(Extracted records)
────
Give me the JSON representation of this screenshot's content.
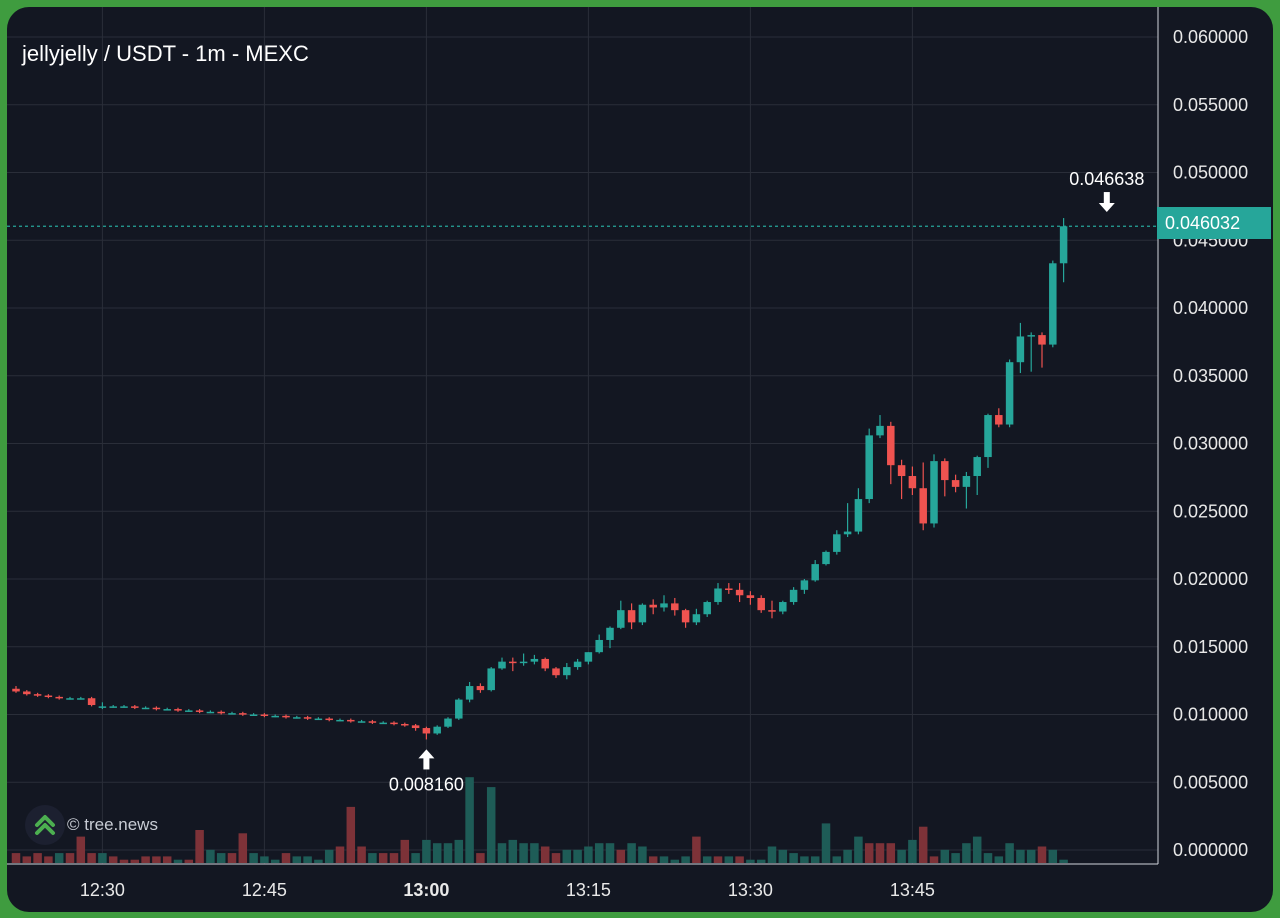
{
  "title": "jellyjelly / USDT - 1m - MEXC",
  "credit": "© tree.news",
  "colors": {
    "up": "#26a69a",
    "down": "#ef5350",
    "up_volume": "#1e5c57",
    "down_volume": "#7d3238",
    "background": "#131722",
    "frame": "#3f9c3f",
    "grid": "#2a2e39"
  },
  "chart_data": {
    "type": "candlestick",
    "title": "jellyjelly / USDT - 1m - MEXC",
    "last_price": "0.046032",
    "annotations": [
      {
        "label": "0.046638",
        "marker": "arrow-down",
        "time_index": 101,
        "price": 0.046638
      },
      {
        "label": "0.008160",
        "marker": "arrow-up",
        "time_index": 38,
        "price": 0.00816
      }
    ],
    "y_ticks": [
      "0.060000",
      "0.055000",
      "0.050000",
      "0.045000",
      "0.040000",
      "0.035000",
      "0.030000",
      "0.025000",
      "0.020000",
      "0.015000",
      "0.010000",
      "0.005000",
      "0.000000"
    ],
    "y_tick_values": [
      0.06,
      0.055,
      0.05,
      0.045,
      0.04,
      0.035,
      0.03,
      0.025,
      0.02,
      0.015,
      0.01,
      0.005,
      0.0
    ],
    "x_ticks": [
      {
        "label": "12:30",
        "index": 8,
        "bold": false
      },
      {
        "label": "12:45",
        "index": 23,
        "bold": false
      },
      {
        "label": "13:00",
        "index": 38,
        "bold": true
      },
      {
        "label": "13:15",
        "index": 53,
        "bold": false
      },
      {
        "label": "13:30",
        "index": 68,
        "bold": false
      },
      {
        "label": "13:45",
        "index": 83,
        "bold": false
      }
    ],
    "candles": [
      [
        0.0119,
        0.0121,
        0.0117,
        0.0116
      ],
      [
        0.0117,
        0.0118,
        0.0115,
        0.0114
      ],
      [
        0.0115,
        0.0116,
        0.0114,
        0.0113
      ],
      [
        0.0114,
        0.0115,
        0.0113,
        0.0112
      ],
      [
        0.0113,
        0.0114,
        0.0112,
        0.0111
      ],
      [
        0.0112,
        0.0113,
        0.0112,
        0.0111
      ],
      [
        0.0112,
        0.0113,
        0.0112,
        0.0111
      ],
      [
        0.0112,
        0.0113,
        0.0107,
        0.0106
      ],
      [
        0.0106,
        0.0109,
        0.0106,
        0.0104
      ],
      [
        0.0106,
        0.0107,
        0.0106,
        0.0105
      ],
      [
        0.0106,
        0.0107,
        0.0106,
        0.0105
      ],
      [
        0.0106,
        0.0107,
        0.0105,
        0.0104
      ],
      [
        0.0105,
        0.0106,
        0.0105,
        0.0104
      ],
      [
        0.0105,
        0.0106,
        0.0104,
        0.0103
      ],
      [
        0.0104,
        0.0105,
        0.0104,
        0.0103
      ],
      [
        0.0104,
        0.0105,
        0.0103,
        0.0102
      ],
      [
        0.0103,
        0.0104,
        0.0103,
        0.0102
      ],
      [
        0.0103,
        0.0104,
        0.0102,
        0.0101
      ],
      [
        0.0102,
        0.0103,
        0.0102,
        0.0101
      ],
      [
        0.0102,
        0.0103,
        0.0101,
        0.01
      ],
      [
        0.0101,
        0.0102,
        0.0101,
        0.01
      ],
      [
        0.0101,
        0.0102,
        0.01,
        0.0099
      ],
      [
        0.01,
        0.0101,
        0.01,
        0.0099
      ],
      [
        0.01,
        0.0101,
        0.0099,
        0.0098
      ],
      [
        0.0099,
        0.01,
        0.0099,
        0.0098
      ],
      [
        0.0099,
        0.01,
        0.0098,
        0.0097
      ],
      [
        0.0098,
        0.0099,
        0.0098,
        0.0097
      ],
      [
        0.0098,
        0.0099,
        0.0097,
        0.0096
      ],
      [
        0.0097,
        0.0098,
        0.0097,
        0.0096
      ],
      [
        0.0097,
        0.0098,
        0.0096,
        0.0095
      ],
      [
        0.0096,
        0.0097,
        0.0096,
        0.0095
      ],
      [
        0.0096,
        0.0097,
        0.0095,
        0.0094
      ],
      [
        0.0095,
        0.0096,
        0.0095,
        0.0094
      ],
      [
        0.0095,
        0.0096,
        0.0094,
        0.0093
      ],
      [
        0.0094,
        0.0095,
        0.0094,
        0.0093
      ],
      [
        0.0094,
        0.0095,
        0.0093,
        0.0092
      ],
      [
        0.0093,
        0.0094,
        0.0092,
        0.0091
      ],
      [
        0.0092,
        0.0093,
        0.009,
        0.0088
      ],
      [
        0.009,
        0.0091,
        0.0086,
        0.00816
      ],
      [
        0.0086,
        0.0092,
        0.0091,
        0.0085
      ],
      [
        0.0091,
        0.0098,
        0.0097,
        0.009
      ],
      [
        0.0097,
        0.0112,
        0.0111,
        0.0096
      ],
      [
        0.0111,
        0.0124,
        0.0121,
        0.0109
      ],
      [
        0.0121,
        0.0123,
        0.0118,
        0.0116
      ],
      [
        0.0118,
        0.0135,
        0.0134,
        0.0117
      ],
      [
        0.0134,
        0.0142,
        0.0139,
        0.0133
      ],
      [
        0.0139,
        0.0142,
        0.0138,
        0.0132
      ],
      [
        0.0138,
        0.0145,
        0.0139,
        0.0136
      ],
      [
        0.0139,
        0.0144,
        0.0141,
        0.0137
      ],
      [
        0.0141,
        0.0142,
        0.0134,
        0.0132
      ],
      [
        0.0134,
        0.0135,
        0.0129,
        0.0127
      ],
      [
        0.0129,
        0.0138,
        0.0135,
        0.0126
      ],
      [
        0.0135,
        0.0141,
        0.0139,
        0.0133
      ],
      [
        0.0139,
        0.0146,
        0.0146,
        0.0137
      ],
      [
        0.0146,
        0.0159,
        0.0155,
        0.0145
      ],
      [
        0.0155,
        0.0165,
        0.0164,
        0.0149
      ],
      [
        0.0164,
        0.0184,
        0.0177,
        0.0163
      ],
      [
        0.0177,
        0.0182,
        0.0168,
        0.0163
      ],
      [
        0.0168,
        0.0182,
        0.0181,
        0.0166
      ],
      [
        0.0181,
        0.0185,
        0.0179,
        0.0174
      ],
      [
        0.0179,
        0.0188,
        0.0182,
        0.0176
      ],
      [
        0.0182,
        0.0186,
        0.0177,
        0.0173
      ],
      [
        0.0177,
        0.0178,
        0.0168,
        0.0164
      ],
      [
        0.0168,
        0.0178,
        0.0174,
        0.0166
      ],
      [
        0.0174,
        0.0184,
        0.0183,
        0.0172
      ],
      [
        0.0183,
        0.0197,
        0.0193,
        0.0181
      ],
      [
        0.0193,
        0.0197,
        0.0192,
        0.0189
      ],
      [
        0.0192,
        0.0197,
        0.0188,
        0.0183
      ],
      [
        0.0188,
        0.0191,
        0.0186,
        0.0181
      ],
      [
        0.0186,
        0.0188,
        0.0177,
        0.0175
      ],
      [
        0.0177,
        0.0184,
        0.0176,
        0.0171
      ],
      [
        0.0176,
        0.0184,
        0.0183,
        0.0174
      ],
      [
        0.0183,
        0.0194,
        0.0192,
        0.0181
      ],
      [
        0.0192,
        0.02,
        0.0199,
        0.0189
      ],
      [
        0.0199,
        0.0214,
        0.0211,
        0.0198
      ],
      [
        0.0211,
        0.0221,
        0.022,
        0.021
      ],
      [
        0.022,
        0.0236,
        0.0233,
        0.0218
      ],
      [
        0.0233,
        0.0256,
        0.0235,
        0.0231
      ],
      [
        0.0235,
        0.0267,
        0.0259,
        0.0233
      ],
      [
        0.0259,
        0.0311,
        0.0306,
        0.0256
      ],
      [
        0.0306,
        0.0321,
        0.0313,
        0.0304
      ],
      [
        0.0313,
        0.0316,
        0.0284,
        0.027
      ],
      [
        0.0284,
        0.0288,
        0.0276,
        0.0259
      ],
      [
        0.0276,
        0.0283,
        0.0267,
        0.0262
      ],
      [
        0.0267,
        0.0286,
        0.0241,
        0.0236
      ],
      [
        0.0241,
        0.0292,
        0.0287,
        0.0238
      ],
      [
        0.0287,
        0.0289,
        0.0273,
        0.0261
      ],
      [
        0.0273,
        0.0277,
        0.0268,
        0.0264
      ],
      [
        0.0268,
        0.0279,
        0.0276,
        0.0252
      ],
      [
        0.0276,
        0.0291,
        0.029,
        0.0262
      ],
      [
        0.029,
        0.0322,
        0.0321,
        0.0282
      ],
      [
        0.0321,
        0.0326,
        0.0314,
        0.0312
      ],
      [
        0.0314,
        0.0362,
        0.036,
        0.0312
      ],
      [
        0.036,
        0.0389,
        0.0379,
        0.0352
      ],
      [
        0.0379,
        0.0382,
        0.038,
        0.0353
      ],
      [
        0.038,
        0.0382,
        0.0373,
        0.0356
      ],
      [
        0.0373,
        0.0435,
        0.0433,
        0.0371
      ],
      [
        0.0433,
        0.046638,
        0.046032,
        0.0419
      ]
    ],
    "volumes": [
      [
        3,
        "down"
      ],
      [
        2,
        "down"
      ],
      [
        3,
        "down"
      ],
      [
        2,
        "down"
      ],
      [
        3,
        "up"
      ],
      [
        3,
        "down"
      ],
      [
        8,
        "down"
      ],
      [
        3,
        "down"
      ],
      [
        3,
        "up"
      ],
      [
        2,
        "down"
      ],
      [
        1,
        "down"
      ],
      [
        1,
        "down"
      ],
      [
        2,
        "down"
      ],
      [
        2,
        "down"
      ],
      [
        2,
        "down"
      ],
      [
        1,
        "up"
      ],
      [
        1,
        "down"
      ],
      [
        10,
        "down"
      ],
      [
        4,
        "up"
      ],
      [
        3,
        "up"
      ],
      [
        3,
        "down"
      ],
      [
        9,
        "down"
      ],
      [
        3,
        "up"
      ],
      [
        2,
        "up"
      ],
      [
        1,
        "up"
      ],
      [
        3,
        "down"
      ],
      [
        2,
        "up"
      ],
      [
        2,
        "up"
      ],
      [
        1,
        "up"
      ],
      [
        4,
        "up"
      ],
      [
        5,
        "down"
      ],
      [
        17,
        "down"
      ],
      [
        5,
        "down"
      ],
      [
        3,
        "up"
      ],
      [
        3,
        "down"
      ],
      [
        3,
        "down"
      ],
      [
        7,
        "down"
      ],
      [
        3,
        "up"
      ],
      [
        7,
        "up"
      ],
      [
        6,
        "up"
      ],
      [
        6,
        "up"
      ],
      [
        7,
        "up"
      ],
      [
        26,
        "up"
      ],
      [
        3,
        "down"
      ],
      [
        23,
        "up"
      ],
      [
        6,
        "up"
      ],
      [
        7,
        "up"
      ],
      [
        6,
        "up"
      ],
      [
        6,
        "up"
      ],
      [
        5,
        "down"
      ],
      [
        3,
        "down"
      ],
      [
        4,
        "up"
      ],
      [
        4,
        "up"
      ],
      [
        5,
        "up"
      ],
      [
        6,
        "up"
      ],
      [
        6,
        "up"
      ],
      [
        4,
        "down"
      ],
      [
        6,
        "up"
      ],
      [
        5,
        "up"
      ],
      [
        2,
        "down"
      ],
      [
        2,
        "up"
      ],
      [
        1,
        "up"
      ],
      [
        2,
        "up"
      ],
      [
        8,
        "down"
      ],
      [
        2,
        "up"
      ],
      [
        2,
        "down"
      ],
      [
        2,
        "up"
      ],
      [
        2,
        "down"
      ],
      [
        1,
        "up"
      ],
      [
        1,
        "up"
      ],
      [
        5,
        "up"
      ],
      [
        4,
        "up"
      ],
      [
        3,
        "up"
      ],
      [
        2,
        "up"
      ],
      [
        2,
        "up"
      ],
      [
        12,
        "up"
      ],
      [
        2,
        "up"
      ],
      [
        4,
        "up"
      ],
      [
        8,
        "up"
      ],
      [
        6,
        "down"
      ],
      [
        6,
        "down"
      ],
      [
        6,
        "down"
      ],
      [
        4,
        "up"
      ],
      [
        7,
        "up"
      ],
      [
        11,
        "down"
      ],
      [
        2,
        "down"
      ],
      [
        4,
        "up"
      ],
      [
        3,
        "up"
      ],
      [
        6,
        "up"
      ],
      [
        8,
        "up"
      ],
      [
        3,
        "up"
      ],
      [
        2,
        "up"
      ],
      [
        6,
        "up"
      ],
      [
        4,
        "up"
      ],
      [
        4,
        "up"
      ],
      [
        5,
        "down"
      ],
      [
        4,
        "up"
      ],
      [
        1,
        "up"
      ]
    ]
  }
}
────
Given instruction. Go through the entries and return each line where the word "title" appears.

Final result.
  "title": "jellyjelly / USDT - 1m - MEXC",
    "title": "jellyjelly / USDT - 1m - MEXC",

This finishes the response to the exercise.